Copy the listing verbatim, excluding any images found in it.

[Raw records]
========

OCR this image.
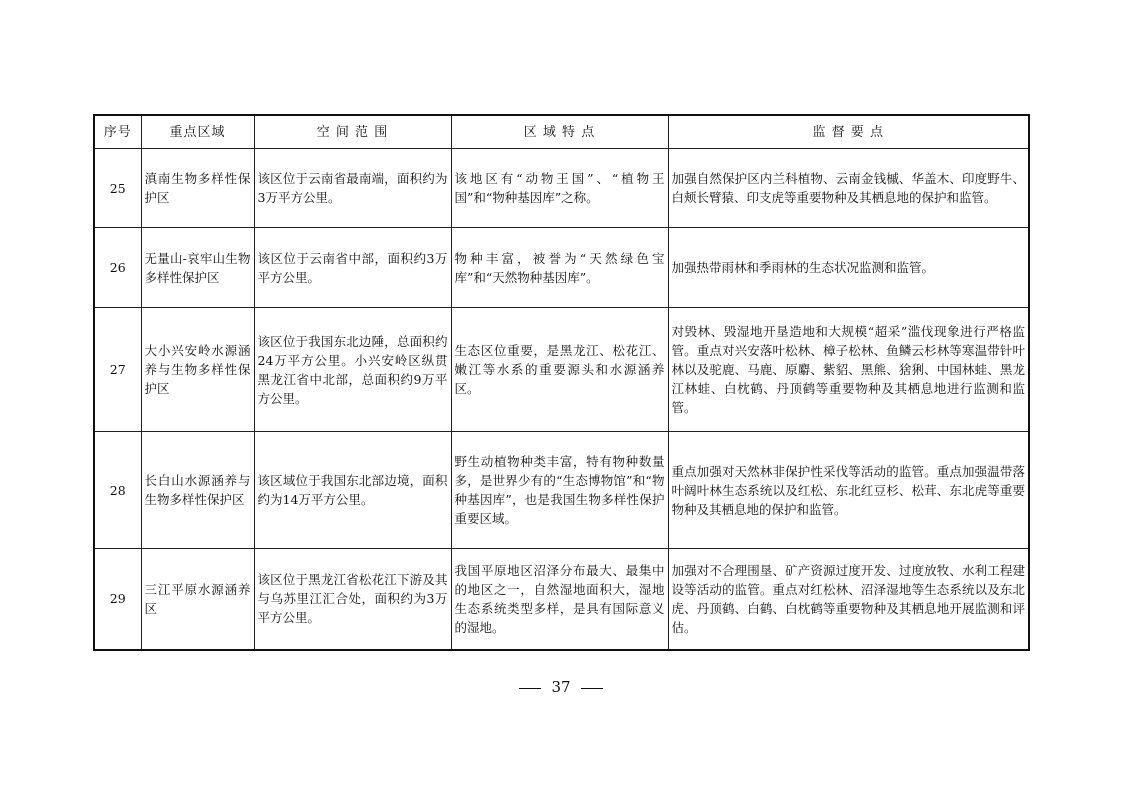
序号	重点区域	空 间 范 围	区 域 特 点	监 督 要 点
25	滇南生物多样性保护区	该区位于云南省最南端，面积约为3万平方公里。	该地区有“动物王国”、“植物王国”和“物种基因库”之称。	加强自然保护区内兰科植物、云南金钱槭、华盖木、印度野牛、白颊长臂猿、印支虎等重要物种及其栖息地的保护和监管。
26	无量山-哀牢山生物多样性保护区	该区位于云南省中部，面积约3万平方公里。	物种丰富，被誉为“天然绿色宝库”和“天然物种基因库”。	加强热带雨林和季雨林的生态状况监测和监管。
27	大小兴安岭水源涵养与生物多样性保护区	该区位于我国东北边陲，总面积约24万平方公里。小兴安岭区纵贯黑龙江省中北部，总面积约9万平方公里。	生态区位重要，是黑龙江、松花江、嫩江等水系的重要源头和水源涵养区。	对毁林、毁湿地开垦造地和大规模“超采”滥伐现象进行严格监管。重点对兴安落叶松林、樟子松林、鱼鳞云杉林等寒温带针叶林以及驼鹿、马鹿、原麝、紫貂、黑熊、猞猁、中国林蛙、黑龙江林蛙、白枕鹤、丹顶鹤等重要物种及其栖息地进行监测和监管。
28	长白山水源涵养与生物多样性保护区	该区域位于我国东北部边境，面积约为14万平方公里。	野生动植物种类丰富，特有物种数量多，是世界少有的“生态博物馆”和“物种基因库”，也是我国生物多样性保护重要区域。	重点加强对天然林非保护性采伐等活动的监管。重点加强温带落叶阔叶林生态系统以及红松、东北红豆杉、松茸、东北虎等重要物种及其栖息地的保护和监管。
29	三江平原水源涵养区	该区位于黑龙江省松花江下游及其与乌苏里江汇合处，面积约为3万平方公里。	我国平原地区沼泽分布最大、最集中的地区之一，自然湿地面积大，湿地生态系统类型多样，是具有国际意义的湿地。	加强对不合理围垦、矿产资源过度开发、过度放牧、水利工程建设等活动的监管。重点对红松林、沼泽湿地等生态系统以及东北虎、丹顶鹤、白鹤、白枕鹤等重要物种及其栖息地开展监测和评估。
37
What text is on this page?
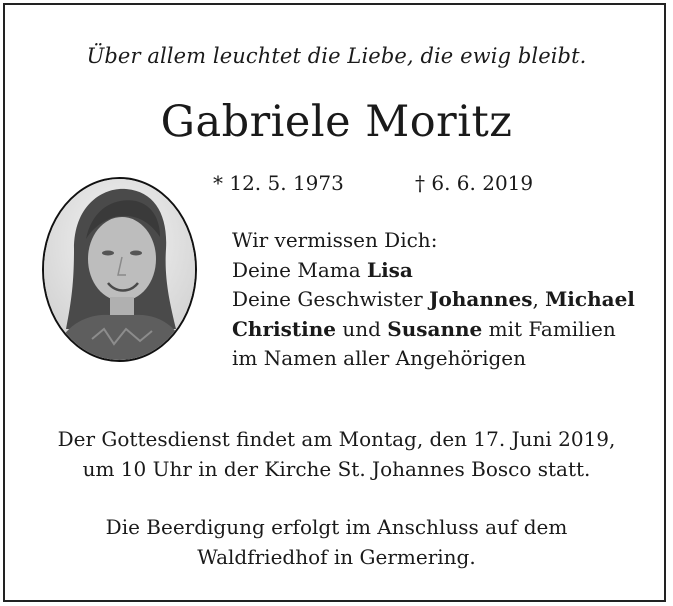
Über allem leuchtet die Liebe, die ewig bleibt.
Gabriele Moritz
* 12. 5. 1973	† 6. 6. 2019
Wir vermissen Dich:
Deine Mama Lisa
Deine Geschwister Johannes, Michael
Christine und Susanne mit Familien
im Namen aller Angehörigen
Der Gottesdienst findet am Montag, den 17. Juni 2019,
um 10 Uhr in der Kirche St. Johannes Bosco statt.
Die Beerdigung erfolgt im Anschluss auf dem
Waldfriedhof in Germering.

========

■ **EXERCISE RESULT**
OCR this image.
序号	重点区域	空 间 范 围	区 域 特 点	监 督 要 点
25	滇南生物多样性保护区	该区位于云南省最南端，面积约为3万平方公里。	该地区有“动物王国”、“植物王国”和“物种基因库”之称。	加强自然保护区内兰科植物、云南金钱槭、华盖木、印度野牛、白颊长臂猿、印支虎等重要物种及其栖息地的保护和监管。
26	无量山-哀牢山生物多样性保护区	该区位于云南省中部，面积约3万平方公里。	物种丰富，被誉为“天然绿色宝库”和“天然物种基因库”。	加强热带雨林和季雨林的生态状况监测和监管。
27	大小兴安岭水源涵养与生物多样性保护区	该区位于我国东北边陲，总面积约24万平方公里。小兴安岭区纵贯黑龙江省中北部，总面积约9万平方公里。	生态区位重要，是黑龙江、松花江、嫩江等水系的重要源头和水源涵养区。	对毁林、毁湿地开垦造地和大规模“超采”滥伐现象进行严格监管。重点对兴安落叶松林、樟子松林、鱼鳞云杉林等寒温带针叶林以及驼鹿、马鹿、原麝、紫貂、黑熊、猞猁、中国林蛙、黑龙江林蛙、白枕鹤、丹顶鹤等重要物种及其栖息地进行监测和监管。
28	长白山水源涵养与生物多样性保护区	该区域位于我国东北部边境，面积约为14万平方公里。	野生动植物种类丰富，特有物种数量多，是世界少有的“生态博物馆”和“物种基因库”，也是我国生物多样性保护重要区域。	重点加强对天然林非保护性采伐等活动的监管。重点加强温带落叶阔叶林生态系统以及红松、东北红豆杉、松茸、东北虎等重要物种及其栖息地的保护和监管。
29	三江平原水源涵养区	该区位于黑龙江省松花江下游及其与乌苏里江汇合处，面积约为3万平方公里。	我国平原地区沼泽分布最大、最集中的地区之一，自然湿地面积大，湿地生态系统类型多样，是具有国际意义的湿地。	加强对不合理围垦、矿产资源过度开发、过度放牧、水利工程建设等活动的监管。重点对红松林、沼泽湿地等生态系统以及东北虎、丹顶鹤、白鹤、白枕鹤等重要物种及其栖息地开展监测和评估。
37
What text is on this page?
Über allem leuchtet die Liebe, die ewig bleibt.
Gabriele Moritz
* 12. 5. 1973	† 6. 6. 2019
Wir vermissen Dich:
Deine Mama Lisa
Deine Geschwister Johannes, Michael
Christine und Susanne mit Familien
im Namen aller Angehörigen
Der Gottesdienst findet am Montag, den 17. Juni 2019,
um 10 Uhr in der Kirche St. Johannes Bosco statt.
Die Beerdigung erfolgt im Anschluss auf dem
Waldfriedhof in Germering.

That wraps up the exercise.